● EXERCISE INSTRUCTIONS
Every record must be written out once more, with nothing added or omitted.

● Stored dataset items

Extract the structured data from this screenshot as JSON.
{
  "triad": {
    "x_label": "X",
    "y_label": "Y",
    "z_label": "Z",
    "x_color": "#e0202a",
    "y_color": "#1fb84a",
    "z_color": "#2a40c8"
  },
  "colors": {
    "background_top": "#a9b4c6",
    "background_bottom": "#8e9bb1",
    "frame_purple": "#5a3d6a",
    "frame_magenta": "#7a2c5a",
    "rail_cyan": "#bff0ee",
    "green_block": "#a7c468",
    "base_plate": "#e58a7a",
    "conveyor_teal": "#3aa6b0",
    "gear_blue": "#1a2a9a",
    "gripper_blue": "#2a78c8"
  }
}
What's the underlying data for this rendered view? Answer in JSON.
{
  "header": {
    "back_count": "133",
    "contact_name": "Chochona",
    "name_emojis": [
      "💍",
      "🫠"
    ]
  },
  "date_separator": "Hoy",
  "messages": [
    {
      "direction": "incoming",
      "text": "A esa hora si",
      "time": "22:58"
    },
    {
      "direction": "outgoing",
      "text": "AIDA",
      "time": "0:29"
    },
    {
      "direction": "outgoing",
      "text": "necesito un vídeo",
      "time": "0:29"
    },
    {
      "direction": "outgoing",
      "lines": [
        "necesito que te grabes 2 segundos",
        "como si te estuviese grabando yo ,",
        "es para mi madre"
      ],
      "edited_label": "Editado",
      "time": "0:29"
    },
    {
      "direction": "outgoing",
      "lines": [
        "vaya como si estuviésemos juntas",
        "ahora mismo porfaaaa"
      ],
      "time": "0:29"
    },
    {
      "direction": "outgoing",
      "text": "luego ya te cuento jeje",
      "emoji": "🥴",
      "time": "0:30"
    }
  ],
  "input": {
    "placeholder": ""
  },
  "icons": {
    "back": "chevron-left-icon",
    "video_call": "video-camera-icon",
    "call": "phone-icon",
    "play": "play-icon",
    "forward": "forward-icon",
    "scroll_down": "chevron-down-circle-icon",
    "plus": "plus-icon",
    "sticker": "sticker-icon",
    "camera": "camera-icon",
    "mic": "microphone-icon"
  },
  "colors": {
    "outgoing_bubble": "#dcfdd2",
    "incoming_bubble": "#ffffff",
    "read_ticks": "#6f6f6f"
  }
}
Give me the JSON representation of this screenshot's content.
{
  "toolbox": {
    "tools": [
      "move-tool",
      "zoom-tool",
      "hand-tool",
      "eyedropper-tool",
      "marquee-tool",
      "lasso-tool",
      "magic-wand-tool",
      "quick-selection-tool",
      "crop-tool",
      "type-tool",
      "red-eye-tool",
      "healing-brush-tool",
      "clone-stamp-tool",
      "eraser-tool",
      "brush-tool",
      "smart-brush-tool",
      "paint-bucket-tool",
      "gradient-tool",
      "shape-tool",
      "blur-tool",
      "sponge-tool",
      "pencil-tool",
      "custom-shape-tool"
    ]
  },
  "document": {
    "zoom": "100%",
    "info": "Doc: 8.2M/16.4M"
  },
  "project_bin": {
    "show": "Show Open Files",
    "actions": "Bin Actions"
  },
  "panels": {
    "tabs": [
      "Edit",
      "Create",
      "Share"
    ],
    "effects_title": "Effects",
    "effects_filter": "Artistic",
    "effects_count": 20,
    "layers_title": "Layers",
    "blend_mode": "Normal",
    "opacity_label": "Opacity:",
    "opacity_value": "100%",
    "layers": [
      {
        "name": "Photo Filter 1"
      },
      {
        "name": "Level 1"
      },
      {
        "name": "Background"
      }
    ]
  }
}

● EXERCISE ANSWER
Extract the structured data from this screenshot as JSON.
{
  "triad": {
    "x_label": "X",
    "y_label": "Y",
    "z_label": "Z",
    "x_color": "#e0202a",
    "y_color": "#1fb84a",
    "z_color": "#2a40c8"
  },
  "colors": {
    "background_top": "#a9b4c6",
    "background_bottom": "#8e9bb1",
    "frame_purple": "#5a3d6a",
    "frame_magenta": "#7a2c5a",
    "rail_cyan": "#bff0ee",
    "green_block": "#a7c468",
    "base_plate": "#e58a7a",
    "conveyor_teal": "#3aa6b0",
    "gear_blue": "#1a2a9a",
    "gripper_blue": "#2a78c8"
  }
}
What's the underlying data for this rendered view? Answer in JSON.
{
  "header": {
    "back_count": "133",
    "contact_name": "Chochona",
    "name_emojis": [
      "💍",
      "🫠"
    ]
  },
  "date_separator": "Hoy",
  "messages": [
    {
      "direction": "incoming",
      "text": "A esa hora si",
      "time": "22:58"
    },
    {
      "direction": "outgoing",
      "text": "AIDA",
      "time": "0:29"
    },
    {
      "direction": "outgoing",
      "text": "necesito un vídeo",
      "time": "0:29"
    },
    {
      "direction": "outgoing",
      "lines": [
        "necesito que te grabes 2 segundos",
        "como si te estuviese grabando yo ,",
        "es para mi madre"
      ],
      "edited_label": "Editado",
      "time": "0:29"
    },
    {
      "direction": "outgoing",
      "lines": [
        "vaya como si estuviésemos juntas",
        "ahora mismo porfaaaa"
      ],
      "time": "0:29"
    },
    {
      "direction": "outgoing",
      "text": "luego ya te cuento jeje",
      "emoji": "🥴",
      "time": "0:30"
    }
  ],
  "input": {
    "placeholder": ""
  },
  "icons": {
    "back": "chevron-left-icon",
    "video_call": "video-camera-icon",
    "call": "phone-icon",
    "play": "play-icon",
    "forward": "forward-icon",
    "scroll_down": "chevron-down-circle-icon",
    "plus": "plus-icon",
    "sticker": "sticker-icon",
    "camera": "camera-icon",
    "mic": "microphone-icon"
  },
  "colors": {
    "outgoing_bubble": "#dcfdd2",
    "incoming_bubble": "#ffffff",
    "read_ticks": "#6f6f6f"
  }
}
Give me the JSON representation of this screenshot's content.
{
  "toolbox": {
    "tools": [
      "move-tool",
      "zoom-tool",
      "hand-tool",
      "eyedropper-tool",
      "marquee-tool",
      "lasso-tool",
      "magic-wand-tool",
      "quick-selection-tool",
      "crop-tool",
      "type-tool",
      "red-eye-tool",
      "healing-brush-tool",
      "clone-stamp-tool",
      "eraser-tool",
      "brush-tool",
      "smart-brush-tool",
      "paint-bucket-tool",
      "gradient-tool",
      "shape-tool",
      "blur-tool",
      "sponge-tool",
      "pencil-tool",
      "custom-shape-tool"
    ]
  },
  "document": {
    "zoom": "100%",
    "info": "Doc: 8.2M/16.4M"
  },
  "project_bin": {
    "show": "Show Open Files",
    "actions": "Bin Actions"
  },
  "panels": {
    "tabs": [
      "Edit",
      "Create",
      "Share"
    ],
    "effects_title": "Effects",
    "effects_filter": "Artistic",
    "effects_count": 20,
    "layers_title": "Layers",
    "blend_mode": "Normal",
    "opacity_label": "Opacity:",
    "opacity_value": "100%",
    "layers": [
      {
        "name": "Photo Filter 1"
      },
      {
        "name": "Level 1"
      },
      {
        "name": "Background"
      }
    ]
  }
}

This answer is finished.